» **Page extract**
★ ★ ★ ★

In reply to LarryNH :

Shell and Chevron/Texaco is some of the best gas you can get.  It's disappointing that those gas stations are usually the worst.

LanEvo
LanEvo GRM+ Memberand Dork
2/20/20 6:23 a.m.

Had that happen about 25 years ago. Was driving a VW Fox that was only 4-5 years old at the time.

Spent the weekend at a friend's cabin in Rutland VT. Left late at night to return home. Filled the tank at a no-name service station in the middle of nowhere. Car started running rough, then bucking, and eventually stalled at the side of the road. In the mountains of Vermont, mid-winter, in the days before widespread cell phones.

When I eventually got the car home, my mechanic (close family friend) drained the tank and said it was maybe 1/3 water. Never ran properly again after that and was scrapped a short time later.

McDesign
McDesign New Reader
2/20/20 6:27 a.m.

In reply to poopshovel again :

As a kid on a trip with the family. dad did in our Mercury wagon in a little station in Morganton, NC.  We limped back to my uncle's; and could just barely blow through the fuel filter. 

Fast repair; they pumped the gas out into a drum; was full of grit. Filtered it, then pumped it back into the tank to dilute anything left; then sucked it out again.  Pumped it in again through a diesel truck filter; drove the four hours home safely.  Dad changed the fuel filter again when we got home to catch whatever trash had still come through - and there was, because he cut that filter apart to show me - no more problems.

★ ★ ★ ★

» **Data items**
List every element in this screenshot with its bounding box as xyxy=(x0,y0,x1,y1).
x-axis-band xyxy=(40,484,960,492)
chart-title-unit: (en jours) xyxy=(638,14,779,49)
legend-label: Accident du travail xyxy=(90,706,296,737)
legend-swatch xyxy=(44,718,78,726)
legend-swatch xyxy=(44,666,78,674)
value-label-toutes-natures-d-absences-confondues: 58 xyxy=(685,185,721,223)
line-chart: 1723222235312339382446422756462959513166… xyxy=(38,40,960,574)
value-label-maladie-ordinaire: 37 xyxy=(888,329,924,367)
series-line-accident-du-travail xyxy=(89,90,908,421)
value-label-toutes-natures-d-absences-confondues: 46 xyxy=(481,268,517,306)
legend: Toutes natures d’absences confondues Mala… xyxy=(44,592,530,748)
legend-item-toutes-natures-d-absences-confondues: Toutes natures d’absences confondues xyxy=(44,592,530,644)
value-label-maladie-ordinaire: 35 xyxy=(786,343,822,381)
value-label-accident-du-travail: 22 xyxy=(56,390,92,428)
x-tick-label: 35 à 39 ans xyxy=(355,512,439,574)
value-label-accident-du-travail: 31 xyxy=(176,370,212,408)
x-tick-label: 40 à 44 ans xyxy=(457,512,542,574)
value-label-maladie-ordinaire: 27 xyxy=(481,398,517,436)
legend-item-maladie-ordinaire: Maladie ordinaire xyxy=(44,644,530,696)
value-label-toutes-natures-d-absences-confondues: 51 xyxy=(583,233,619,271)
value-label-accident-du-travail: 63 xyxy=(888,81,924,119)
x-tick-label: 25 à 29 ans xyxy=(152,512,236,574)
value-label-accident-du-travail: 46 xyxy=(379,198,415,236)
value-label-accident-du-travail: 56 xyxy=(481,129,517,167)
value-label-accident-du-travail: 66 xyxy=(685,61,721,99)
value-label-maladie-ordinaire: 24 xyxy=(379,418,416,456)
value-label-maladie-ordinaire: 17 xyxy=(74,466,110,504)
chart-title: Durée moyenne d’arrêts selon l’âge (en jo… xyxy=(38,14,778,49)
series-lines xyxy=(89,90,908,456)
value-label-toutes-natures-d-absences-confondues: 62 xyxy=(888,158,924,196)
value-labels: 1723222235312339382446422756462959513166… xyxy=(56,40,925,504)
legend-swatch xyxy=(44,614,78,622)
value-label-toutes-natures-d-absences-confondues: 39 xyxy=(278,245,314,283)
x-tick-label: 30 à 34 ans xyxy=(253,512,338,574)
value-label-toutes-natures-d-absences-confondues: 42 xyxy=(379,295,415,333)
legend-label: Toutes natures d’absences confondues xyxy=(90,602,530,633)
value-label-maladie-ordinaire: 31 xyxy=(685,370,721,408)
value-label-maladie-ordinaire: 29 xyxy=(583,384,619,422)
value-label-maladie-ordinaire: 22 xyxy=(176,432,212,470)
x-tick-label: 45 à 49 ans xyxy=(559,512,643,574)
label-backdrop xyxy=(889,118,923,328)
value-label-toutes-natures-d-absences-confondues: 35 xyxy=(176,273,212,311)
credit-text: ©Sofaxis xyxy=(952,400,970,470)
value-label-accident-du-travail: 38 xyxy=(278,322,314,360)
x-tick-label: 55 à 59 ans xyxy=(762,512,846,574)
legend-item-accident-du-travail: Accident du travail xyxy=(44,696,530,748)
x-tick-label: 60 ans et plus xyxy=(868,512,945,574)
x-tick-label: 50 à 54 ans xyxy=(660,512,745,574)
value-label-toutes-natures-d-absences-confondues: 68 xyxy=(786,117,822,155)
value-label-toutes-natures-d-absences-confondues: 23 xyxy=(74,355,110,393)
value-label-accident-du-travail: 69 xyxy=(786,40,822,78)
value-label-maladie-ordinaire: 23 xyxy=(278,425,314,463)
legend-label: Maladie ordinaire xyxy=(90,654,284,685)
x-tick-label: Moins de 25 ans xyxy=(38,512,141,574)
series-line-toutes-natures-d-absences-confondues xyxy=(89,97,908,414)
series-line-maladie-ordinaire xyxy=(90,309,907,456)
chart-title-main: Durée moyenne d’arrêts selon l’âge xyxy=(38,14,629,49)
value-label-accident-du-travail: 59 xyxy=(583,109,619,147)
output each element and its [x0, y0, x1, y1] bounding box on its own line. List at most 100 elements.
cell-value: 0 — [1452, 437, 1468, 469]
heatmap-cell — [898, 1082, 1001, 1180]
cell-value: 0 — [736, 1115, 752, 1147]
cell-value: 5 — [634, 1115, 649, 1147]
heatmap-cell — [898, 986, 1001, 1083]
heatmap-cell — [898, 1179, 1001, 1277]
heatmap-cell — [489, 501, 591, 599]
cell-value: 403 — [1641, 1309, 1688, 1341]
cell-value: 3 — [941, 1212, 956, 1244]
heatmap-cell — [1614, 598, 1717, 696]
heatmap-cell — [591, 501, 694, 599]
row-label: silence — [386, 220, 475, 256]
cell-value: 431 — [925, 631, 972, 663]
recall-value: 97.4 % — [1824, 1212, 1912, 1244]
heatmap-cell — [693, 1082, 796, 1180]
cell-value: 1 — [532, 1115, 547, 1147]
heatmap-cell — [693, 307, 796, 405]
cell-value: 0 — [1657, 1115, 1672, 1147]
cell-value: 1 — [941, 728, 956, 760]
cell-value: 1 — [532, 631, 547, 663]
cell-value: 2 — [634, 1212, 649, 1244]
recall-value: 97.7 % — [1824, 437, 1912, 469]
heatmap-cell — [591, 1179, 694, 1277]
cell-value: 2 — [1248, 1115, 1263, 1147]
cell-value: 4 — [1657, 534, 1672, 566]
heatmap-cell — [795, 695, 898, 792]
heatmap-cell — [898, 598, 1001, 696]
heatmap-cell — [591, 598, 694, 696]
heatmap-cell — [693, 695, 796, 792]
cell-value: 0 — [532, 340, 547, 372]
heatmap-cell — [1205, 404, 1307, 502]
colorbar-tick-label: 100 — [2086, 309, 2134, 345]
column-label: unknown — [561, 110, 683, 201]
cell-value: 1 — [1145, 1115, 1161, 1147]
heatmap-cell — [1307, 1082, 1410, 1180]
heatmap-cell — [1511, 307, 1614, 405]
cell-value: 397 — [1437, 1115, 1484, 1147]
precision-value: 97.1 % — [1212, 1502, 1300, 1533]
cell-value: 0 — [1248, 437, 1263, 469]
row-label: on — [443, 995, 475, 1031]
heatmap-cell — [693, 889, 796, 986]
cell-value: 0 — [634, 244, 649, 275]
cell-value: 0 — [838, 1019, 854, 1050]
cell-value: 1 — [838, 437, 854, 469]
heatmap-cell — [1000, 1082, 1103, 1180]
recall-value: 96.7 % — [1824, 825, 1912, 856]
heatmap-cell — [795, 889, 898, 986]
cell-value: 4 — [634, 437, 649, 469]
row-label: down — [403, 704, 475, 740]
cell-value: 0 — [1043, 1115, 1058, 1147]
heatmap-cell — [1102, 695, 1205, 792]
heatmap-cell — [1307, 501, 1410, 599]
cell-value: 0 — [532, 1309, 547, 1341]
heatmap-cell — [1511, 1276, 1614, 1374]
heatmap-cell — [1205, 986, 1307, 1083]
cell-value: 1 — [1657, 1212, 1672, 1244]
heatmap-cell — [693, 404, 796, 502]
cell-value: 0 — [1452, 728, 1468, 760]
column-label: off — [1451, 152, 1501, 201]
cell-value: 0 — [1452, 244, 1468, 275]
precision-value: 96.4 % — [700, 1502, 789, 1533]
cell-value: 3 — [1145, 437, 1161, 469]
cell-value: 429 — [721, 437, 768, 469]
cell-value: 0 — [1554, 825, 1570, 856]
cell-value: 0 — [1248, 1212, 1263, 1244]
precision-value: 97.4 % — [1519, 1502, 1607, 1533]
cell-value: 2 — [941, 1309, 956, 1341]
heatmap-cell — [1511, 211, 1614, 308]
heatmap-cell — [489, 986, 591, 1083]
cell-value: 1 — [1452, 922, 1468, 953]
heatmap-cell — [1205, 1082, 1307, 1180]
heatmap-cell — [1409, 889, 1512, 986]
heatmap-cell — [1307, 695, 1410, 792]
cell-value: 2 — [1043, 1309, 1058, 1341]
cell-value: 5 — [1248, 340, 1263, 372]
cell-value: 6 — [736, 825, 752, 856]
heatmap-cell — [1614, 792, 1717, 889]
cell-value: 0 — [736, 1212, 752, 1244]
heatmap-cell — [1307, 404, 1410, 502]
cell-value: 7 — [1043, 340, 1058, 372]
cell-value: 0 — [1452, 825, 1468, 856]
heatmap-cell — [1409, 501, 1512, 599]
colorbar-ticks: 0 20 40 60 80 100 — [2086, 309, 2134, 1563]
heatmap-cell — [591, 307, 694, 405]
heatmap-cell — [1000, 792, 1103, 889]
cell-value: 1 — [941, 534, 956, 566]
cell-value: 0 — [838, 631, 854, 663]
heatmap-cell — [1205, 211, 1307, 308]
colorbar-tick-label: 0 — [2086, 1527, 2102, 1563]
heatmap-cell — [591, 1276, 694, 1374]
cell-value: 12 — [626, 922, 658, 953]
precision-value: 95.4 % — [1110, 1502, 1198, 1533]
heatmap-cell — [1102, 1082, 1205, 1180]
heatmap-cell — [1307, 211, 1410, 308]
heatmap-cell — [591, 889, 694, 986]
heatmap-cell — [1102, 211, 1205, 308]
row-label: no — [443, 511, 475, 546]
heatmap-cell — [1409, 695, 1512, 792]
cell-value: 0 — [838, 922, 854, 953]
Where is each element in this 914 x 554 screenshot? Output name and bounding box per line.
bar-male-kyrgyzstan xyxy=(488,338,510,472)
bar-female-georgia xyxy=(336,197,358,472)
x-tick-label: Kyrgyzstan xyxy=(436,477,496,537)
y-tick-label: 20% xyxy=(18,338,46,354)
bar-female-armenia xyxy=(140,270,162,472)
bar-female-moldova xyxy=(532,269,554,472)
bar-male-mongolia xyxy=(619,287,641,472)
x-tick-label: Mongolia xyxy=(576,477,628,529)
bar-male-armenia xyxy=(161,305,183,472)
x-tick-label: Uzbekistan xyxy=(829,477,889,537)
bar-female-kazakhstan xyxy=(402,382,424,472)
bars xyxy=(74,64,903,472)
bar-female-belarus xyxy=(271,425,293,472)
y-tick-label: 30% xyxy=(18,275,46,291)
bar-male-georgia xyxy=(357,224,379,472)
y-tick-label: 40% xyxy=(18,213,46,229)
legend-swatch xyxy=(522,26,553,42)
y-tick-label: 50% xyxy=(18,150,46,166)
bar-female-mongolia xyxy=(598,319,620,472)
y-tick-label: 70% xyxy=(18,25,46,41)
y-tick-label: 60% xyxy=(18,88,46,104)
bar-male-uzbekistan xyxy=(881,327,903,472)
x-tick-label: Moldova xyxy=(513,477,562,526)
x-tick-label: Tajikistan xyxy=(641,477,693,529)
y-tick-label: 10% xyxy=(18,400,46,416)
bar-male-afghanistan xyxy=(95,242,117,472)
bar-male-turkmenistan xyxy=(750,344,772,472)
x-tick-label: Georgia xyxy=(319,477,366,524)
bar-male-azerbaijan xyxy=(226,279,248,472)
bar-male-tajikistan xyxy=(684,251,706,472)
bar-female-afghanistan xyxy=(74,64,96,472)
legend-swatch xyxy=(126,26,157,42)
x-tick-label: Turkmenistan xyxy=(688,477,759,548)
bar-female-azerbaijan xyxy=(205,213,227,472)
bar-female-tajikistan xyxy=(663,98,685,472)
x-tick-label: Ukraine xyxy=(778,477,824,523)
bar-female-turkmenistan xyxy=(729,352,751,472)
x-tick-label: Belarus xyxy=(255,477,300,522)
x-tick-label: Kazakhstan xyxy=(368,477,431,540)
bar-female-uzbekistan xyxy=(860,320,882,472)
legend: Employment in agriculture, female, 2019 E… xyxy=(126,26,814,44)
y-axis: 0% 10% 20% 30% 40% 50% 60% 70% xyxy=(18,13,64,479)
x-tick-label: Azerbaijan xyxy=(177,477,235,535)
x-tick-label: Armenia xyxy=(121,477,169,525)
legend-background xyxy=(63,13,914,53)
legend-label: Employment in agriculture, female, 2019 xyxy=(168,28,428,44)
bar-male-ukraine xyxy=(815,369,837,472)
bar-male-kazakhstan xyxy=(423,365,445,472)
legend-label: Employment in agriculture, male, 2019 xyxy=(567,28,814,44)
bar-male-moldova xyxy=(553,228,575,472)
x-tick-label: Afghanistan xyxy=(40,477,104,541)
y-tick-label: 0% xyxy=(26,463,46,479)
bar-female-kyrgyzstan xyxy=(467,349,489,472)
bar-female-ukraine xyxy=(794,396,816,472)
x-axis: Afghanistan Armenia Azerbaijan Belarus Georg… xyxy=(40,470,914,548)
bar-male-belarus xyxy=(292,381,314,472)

★ ★ ★ ★

» **Exercises to complete**
a. In the forum thread, after the gas from the Mercury wagon had been filtered, why was it pumped back into the tank?
b. Answer these questions from the forum thread:
(i) What car was LanEvo driving when the bad fill-up happened?
(ii) According to the mechanic, about how much of what was drained from LanEvo's tank was water?
(iii) In what town was the station where McDesign's dad filled the Mercury wagon?
c. Quote the forum thread from "In reply to poopshovel" up to and including "the fuel filter.".
Nothing in the data items is needed for this work.

» **Solution list**
a. The filtered gas was pumped back in to dilute anything left in the tank. It was then sucked out again and pumped back in through a diesel truck filter.

b.
(i) A VW Fox that was only 4–5 years old at the time.
(ii) Maybe 1/3.
(iii) Morganton, NC.

c.
In reply to poopshovel again :

As a kid on a trip with the family. dad did in our Mercury wagon in a little station in Morganton, NC.  We limped back to my uncle's; and could just barely blow through the fuel filter.